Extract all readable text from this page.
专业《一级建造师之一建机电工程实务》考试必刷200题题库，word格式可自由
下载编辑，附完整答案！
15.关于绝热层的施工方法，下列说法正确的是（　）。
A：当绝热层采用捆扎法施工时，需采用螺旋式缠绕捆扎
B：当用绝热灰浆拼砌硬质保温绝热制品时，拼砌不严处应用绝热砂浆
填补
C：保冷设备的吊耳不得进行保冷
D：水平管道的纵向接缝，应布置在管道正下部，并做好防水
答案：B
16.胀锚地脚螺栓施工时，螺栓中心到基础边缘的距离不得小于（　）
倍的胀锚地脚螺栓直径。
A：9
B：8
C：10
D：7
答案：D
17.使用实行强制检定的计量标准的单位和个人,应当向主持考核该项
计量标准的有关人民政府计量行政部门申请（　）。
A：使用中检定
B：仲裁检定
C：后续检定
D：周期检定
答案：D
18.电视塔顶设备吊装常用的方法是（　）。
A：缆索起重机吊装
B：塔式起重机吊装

#####

What you need to do
Copy each record from above exactly, and include every line.

Task output
Extract all readable text from this page.
专业《一级建造师之一建机电工程实务》考试必刷200题题库，word格式可自由
下载编辑，附完整答案！
15.关于绝热层的施工方法，下列说法正确的是（　）。
A：当绝热层采用捆扎法施工时，需采用螺旋式缠绕捆扎
B：当用绝热灰浆拼砌硬质保温绝热制品时，拼砌不严处应用绝热砂浆
填补
C：保冷设备的吊耳不得进行保冷
D：水平管道的纵向接缝，应布置在管道正下部，并做好防水
答案：B
16.胀锚地脚螺栓施工时，螺栓中心到基础边缘的距离不得小于（　）
倍的胀锚地脚螺栓直径。
A：9
B：8
C：10
D：7
答案：D
17.使用实行强制检定的计量标准的单位和个人,应当向主持考核该项
计量标准的有关人民政府计量行政部门申请（　）。
A：使用中检定
B：仲裁检定
C：后续检定
D：周期检定
答案：D
18.电视塔顶设备吊装常用的方法是（　）。
A：缆索起重机吊装
B：塔式起重机吊装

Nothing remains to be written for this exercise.